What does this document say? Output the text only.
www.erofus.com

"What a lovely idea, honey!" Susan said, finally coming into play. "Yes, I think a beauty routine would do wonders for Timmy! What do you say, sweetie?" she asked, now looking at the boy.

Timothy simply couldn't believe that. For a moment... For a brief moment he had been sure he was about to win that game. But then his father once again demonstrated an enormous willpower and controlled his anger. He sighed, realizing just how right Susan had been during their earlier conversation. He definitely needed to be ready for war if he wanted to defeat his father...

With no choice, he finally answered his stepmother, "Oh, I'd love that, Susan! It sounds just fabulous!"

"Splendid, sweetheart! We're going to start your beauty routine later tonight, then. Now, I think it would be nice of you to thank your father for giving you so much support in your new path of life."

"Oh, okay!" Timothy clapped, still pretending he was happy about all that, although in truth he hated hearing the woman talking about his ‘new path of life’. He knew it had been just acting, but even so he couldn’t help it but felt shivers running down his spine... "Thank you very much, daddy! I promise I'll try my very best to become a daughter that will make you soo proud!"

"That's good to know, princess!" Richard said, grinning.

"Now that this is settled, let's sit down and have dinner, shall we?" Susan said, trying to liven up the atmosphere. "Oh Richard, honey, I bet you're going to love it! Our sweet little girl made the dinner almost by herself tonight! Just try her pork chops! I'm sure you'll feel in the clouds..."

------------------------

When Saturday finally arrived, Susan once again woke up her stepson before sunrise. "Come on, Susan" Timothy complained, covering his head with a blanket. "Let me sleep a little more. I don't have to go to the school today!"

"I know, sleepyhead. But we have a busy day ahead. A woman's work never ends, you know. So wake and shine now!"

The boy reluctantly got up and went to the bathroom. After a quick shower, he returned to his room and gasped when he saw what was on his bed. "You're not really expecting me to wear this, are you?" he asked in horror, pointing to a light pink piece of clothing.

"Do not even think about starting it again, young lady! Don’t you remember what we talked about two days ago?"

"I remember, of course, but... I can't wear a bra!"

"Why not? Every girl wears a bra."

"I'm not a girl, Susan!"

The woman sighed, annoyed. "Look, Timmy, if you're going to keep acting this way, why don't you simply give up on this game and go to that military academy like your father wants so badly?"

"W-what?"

■ Direction: In the records above, find each line holding "remember" and copy it.

■ Task solution:
"Do not even think about starting it again, young lady! Don’t you remember what we talked about two days ago?"
"I remember, of course, but... I can't wear a bra!"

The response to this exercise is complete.